(Dataset records)
"""

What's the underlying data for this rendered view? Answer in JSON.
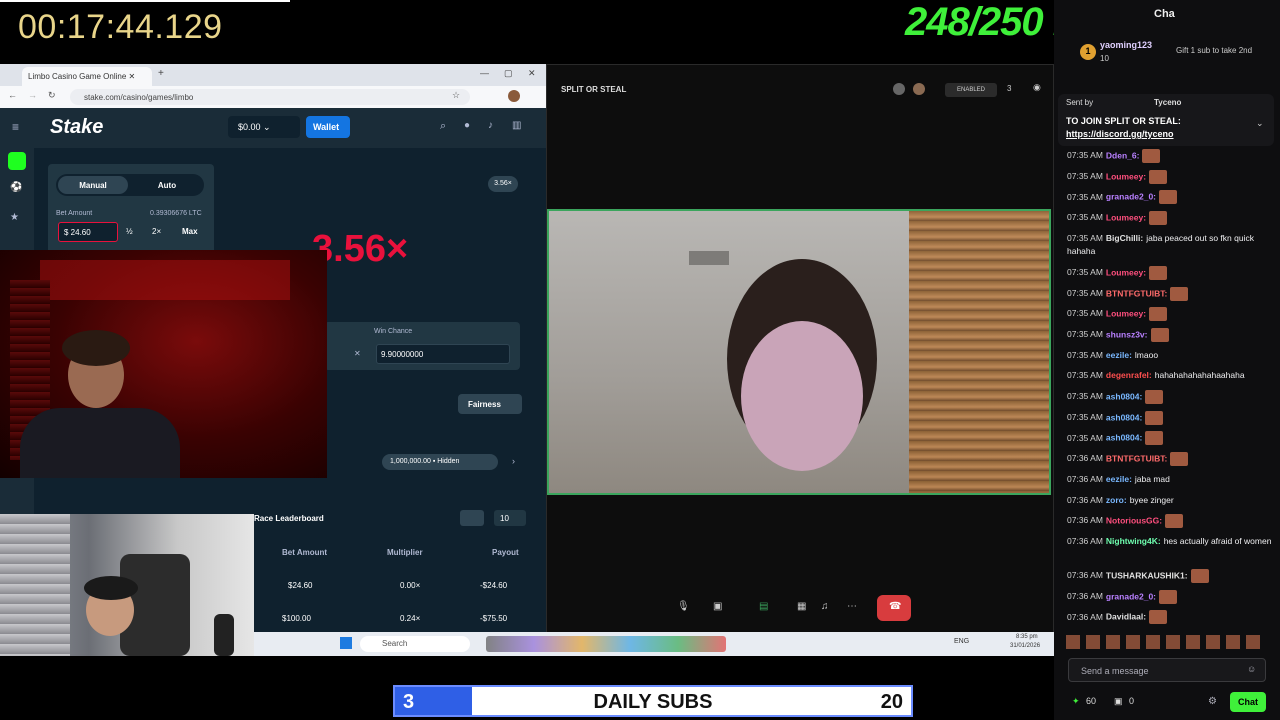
{
  "stream": {
    "timer": "00:17:44.129",
    "kick_subs": "248/250 KICK SUBS",
    "daily_subs": {
      "current": "3",
      "label": "DAILY SUBS",
      "goal": "20",
      "progress_fraction": 0.15
    }
  },
  "browser": {
    "tab_title": "Limbo Casino Game Online",
    "url": "stake.com/casino/games/limbo",
    "stake": {
      "logo": "Stake",
      "balance": "$0.00",
      "wallet_label": "Wallet",
      "mode_manual": "Manual",
      "mode_auto": "Auto",
      "bet_amount_label": "Bet Amount",
      "bet_amount_ltc": "0.39306676 LTC",
      "bet_amount_value": "$ 24.60",
      "half": "½",
      "double": "2×",
      "max": "Max",
      "multiplier_result": "3.56×",
      "recent_badge": "3.56×",
      "win_chance_label": "Win Chance",
      "win_chance_value": "9.90000000",
      "fairness": "Fairness",
      "hidden_pill": "1,000,000.00 ▪ Hidden",
      "leaderboard": "Race Leaderboard",
      "rows_select": "10",
      "table_headers": [
        "Bet Amount",
        "Multiplier",
        "Payout"
      ],
      "table_rows": [
        [
          "$24.60",
          "0.00×",
          "-$24.60"
        ],
        [
          "$100.00",
          "0.24×",
          "-$75.50"
        ]
      ]
    }
  },
  "video_call": {
    "title": "SPLIT OR STEAL",
    "enabled": "ENABLED",
    "participants": "3"
  },
  "taskbar": {
    "search": "Search",
    "lang": "ENG",
    "time": "8:35 pm",
    "date": "31/01/2026"
  },
  "chat": {
    "header": "Cha",
    "gift": {
      "user": "yaoming123",
      "count": "10",
      "badge": "1",
      "text": "Gift 1 sub to take 2nd"
    },
    "pinned": {
      "sent_by_label": "Sent by",
      "sender": "Tyceno",
      "line1": "TO JOIN SPLIT OR STEAL:",
      "line2": "https://discord.gg/tyceno"
    },
    "messages": [
      {
        "time": "07:35 AM",
        "user": "Dden_6:",
        "color": "#b980ff",
        "text": "",
        "emote": true
      },
      {
        "time": "07:35 AM",
        "user": "Loumeey:",
        "color": "#ff4f7e",
        "text": "",
        "emote": true
      },
      {
        "time": "07:35 AM",
        "user": "granade2_0:",
        "color": "#b980ff",
        "text": "",
        "emote": true
      },
      {
        "time": "07:35 AM",
        "user": "Loumeey:",
        "color": "#ff4f7e",
        "text": "",
        "emote": true
      },
      {
        "time": "07:35 AM",
        "user": "BigChilli:",
        "color": "#e0e0e0",
        "text": "jaba peaced out so fkn quick hahaha",
        "emote": false
      },
      {
        "time": "07:35 AM",
        "user": "Loumeey:",
        "color": "#ff4f7e",
        "text": "",
        "emote": true
      },
      {
        "time": "07:35 AM",
        "user": "BTNTFGTUIBT:",
        "color": "#ff6b6b",
        "text": "",
        "emote": true
      },
      {
        "time": "07:35 AM",
        "user": "Loumeey:",
        "color": "#ff4f7e",
        "text": "",
        "emote": true
      },
      {
        "time": "07:35 AM",
        "user": "shunsz3v:",
        "color": "#b980ff",
        "text": "",
        "emote": true
      },
      {
        "time": "07:35 AM",
        "user": "eezile:",
        "color": "#7ab8ff",
        "text": "lmaoo",
        "emote": false
      },
      {
        "time": "07:35 AM",
        "user": "degenrafel:",
        "color": "#ff4f4f",
        "text": "hahahahahahahaahaha",
        "emote": false
      },
      {
        "time": "07:35 AM",
        "user": "ash0804:",
        "color": "#7ab8ff",
        "text": "",
        "emote": true
      },
      {
        "time": "07:35 AM",
        "user": "ash0804:",
        "color": "#7ab8ff",
        "text": "",
        "emote": true
      },
      {
        "time": "07:35 AM",
        "user": "ash0804:",
        "color": "#7ab8ff",
        "text": "",
        "emote": true
      },
      {
        "time": "07:36 AM",
        "user": "BTNTFGTUIBT:",
        "color": "#ff6b6b",
        "text": "",
        "emote": true
      },
      {
        "time": "07:36 AM",
        "user": "eezile:",
        "color": "#7ab8ff",
        "text": "jaba mad",
        "emote": false
      },
      {
        "time": "07:36 AM",
        "user": "zoro:",
        "color": "#7ab8ff",
        "text": "byee zinger",
        "emote": false
      },
      {
        "time": "07:36 AM",
        "user": "NotoriousGG:",
        "color": "#ff4f7e",
        "text": "",
        "emote": true
      },
      {
        "time": "07:36 AM",
        "user": "Nightwing4K:",
        "color": "#6fffb0",
        "text": "hes actually afraid of women",
        "emote": false
      },
      {
        "time": "07:36 AM",
        "user": "TUSHARKAUSHIK1:",
        "color": "#e0e0e0",
        "text": "",
        "emote": true
      },
      {
        "time": "07:36 AM",
        "user": "granade2_0:",
        "color": "#b980ff",
        "text": "",
        "emote": true
      },
      {
        "time": "07:36 AM",
        "user": "Davidlaal:",
        "color": "#e0e0e0",
        "text": "",
        "emote": true
      }
    ],
    "input_placeholder": "Send a message",
    "points": "60",
    "gifts_count": "0",
    "chat_button": "Chat"
  },
  "colors": {
    "kick_green": "#3ff03a",
    "stake_bg": "#0f212e",
    "stake_blue": "#1475e1",
    "loss_red": "#e9113c",
    "discord_green": "#3ba55d"
  }
}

"""

» **Stated goal**
Quote the records in full and exactly; skip any image.

» **Response to this task**
What's the underlying data for this rendered view? Answer in JSON.
{
  "stream": {
    "timer": "00:17:44.129",
    "kick_subs": "248/250 KICK SUBS",
    "daily_subs": {
      "current": "3",
      "label": "DAILY SUBS",
      "goal": "20",
      "progress_fraction": 0.15
    }
  },
  "browser": {
    "tab_title": "Limbo Casino Game Online",
    "url": "stake.com/casino/games/limbo",
    "stake": {
      "logo": "Stake",
      "balance": "$0.00",
      "wallet_label": "Wallet",
      "mode_manual": "Manual",
      "mode_auto": "Auto",
      "bet_amount_label": "Bet Amount",
      "bet_amount_ltc": "0.39306676 LTC",
      "bet_amount_value": "$ 24.60",
      "half": "½",
      "double": "2×",
      "max": "Max",
      "multiplier_result": "3.56×",
      "recent_badge": "3.56×",
      "win_chance_label": "Win Chance",
      "win_chance_value": "9.90000000",
      "fairness": "Fairness",
      "hidden_pill": "1,000,000.00 ▪ Hidden",
      "leaderboard": "Race Leaderboard",
      "rows_select": "10",
      "table_headers": [
        "Bet Amount",
        "Multiplier",
        "Payout"
      ],
      "table_rows": [
        [
          "$24.60",
          "0.00×",
          "-$24.60"
        ],
        [
          "$100.00",
          "0.24×",
          "-$75.50"
        ]
      ]
    }
  },
  "video_call": {
    "title": "SPLIT OR STEAL",
    "enabled": "ENABLED",
    "participants": "3"
  },
  "taskbar": {
    "search": "Search",
    "lang": "ENG",
    "time": "8:35 pm",
    "date": "31/01/2026"
  },
  "chat": {
    "header": "Cha",
    "gift": {
      "user": "yaoming123",
      "count": "10",
      "badge": "1",
      "text": "Gift 1 sub to take 2nd"
    },
    "pinned": {
      "sent_by_label": "Sent by",
      "sender": "Tyceno",
      "line1": "TO JOIN SPLIT OR STEAL:",
      "line2": "https://discord.gg/tyceno"
    },
    "messages": [
      {
        "time": "07:35 AM",
        "user": "Dden_6:",
        "color": "#b980ff",
        "text": "",
        "emote": true
      },
      {
        "time": "07:35 AM",
        "user": "Loumeey:",
        "color": "#ff4f7e",
        "text": "",
        "emote": true
      },
      {
        "time": "07:35 AM",
        "user": "granade2_0:",
        "color": "#b980ff",
        "text": "",
        "emote": true
      },
      {
        "time": "07:35 AM",
        "user": "Loumeey:",
        "color": "#ff4f7e",
        "text": "",
        "emote": true
      },
      {
        "time": "07:35 AM",
        "user": "BigChilli:",
        "color": "#e0e0e0",
        "text": "jaba peaced out so fkn quick hahaha",
        "emote": false
      },
      {
        "time": "07:35 AM",
        "user": "Loumeey:",
        "color": "#ff4f7e",
        "text": "",
        "emote": true
      },
      {
        "time": "07:35 AM",
        "user": "BTNTFGTUIBT:",
        "color": "#ff6b6b",
        "text": "",
        "emote": true
      },
      {
        "time": "07:35 AM",
        "user": "Loumeey:",
        "color": "#ff4f7e",
        "text": "",
        "emote": true
      },
      {
        "time": "07:35 AM",
        "user": "shunsz3v:",
        "color": "#b980ff",
        "text": "",
        "emote": true
      },
      {
        "time": "07:35 AM",
        "user": "eezile:",
        "color": "#7ab8ff",
        "text": "lmaoo",
        "emote": false
      },
      {
        "time": "07:35 AM",
        "user": "degenrafel:",
        "color": "#ff4f4f",
        "text": "hahahahahahahaahaha",
        "emote": false
      },
      {
        "time": "07:35 AM",
        "user": "ash0804:",
        "color": "#7ab8ff",
        "text": "",
        "emote": true
      },
      {
        "time": "07:35 AM",
        "user": "ash0804:",
        "color": "#7ab8ff",
        "text": "",
        "emote": true
      },
      {
        "time": "07:35 AM",
        "user": "ash0804:",
        "color": "#7ab8ff",
        "text": "",
        "emote": true
      },
      {
        "time": "07:36 AM",
        "user": "BTNTFGTUIBT:",
        "color": "#ff6b6b",
        "text": "",
        "emote": true
      },
      {
        "time": "07:36 AM",
        "user": "eezile:",
        "color": "#7ab8ff",
        "text": "jaba mad",
        "emote": false
      },
      {
        "time": "07:36 AM",
        "user": "zoro:",
        "color": "#7ab8ff",
        "text": "byee zinger",
        "emote": false
      },
      {
        "time": "07:36 AM",
        "user": "NotoriousGG:",
        "color": "#ff4f7e",
        "text": "",
        "emote": true
      },
      {
        "time": "07:36 AM",
        "user": "Nightwing4K:",
        "color": "#6fffb0",
        "text": "hes actually afraid of women",
        "emote": false
      },
      {
        "time": "07:36 AM",
        "user": "TUSHARKAUSHIK1:",
        "color": "#e0e0e0",
        "text": "",
        "emote": true
      },
      {
        "time": "07:36 AM",
        "user": "granade2_0:",
        "color": "#b980ff",
        "text": "",
        "emote": true
      },
      {
        "time": "07:36 AM",
        "user": "Davidlaal:",
        "color": "#e0e0e0",
        "text": "",
        "emote": true
      }
    ],
    "input_placeholder": "Send a message",
    "points": "60",
    "gifts_count": "0",
    "chat_button": "Chat"
  },
  "colors": {
    "kick_green": "#3ff03a",
    "stake_bg": "#0f212e",
    "stake_blue": "#1475e1",
    "loss_red": "#e9113c",
    "discord_green": "#3ba55d"
  }
}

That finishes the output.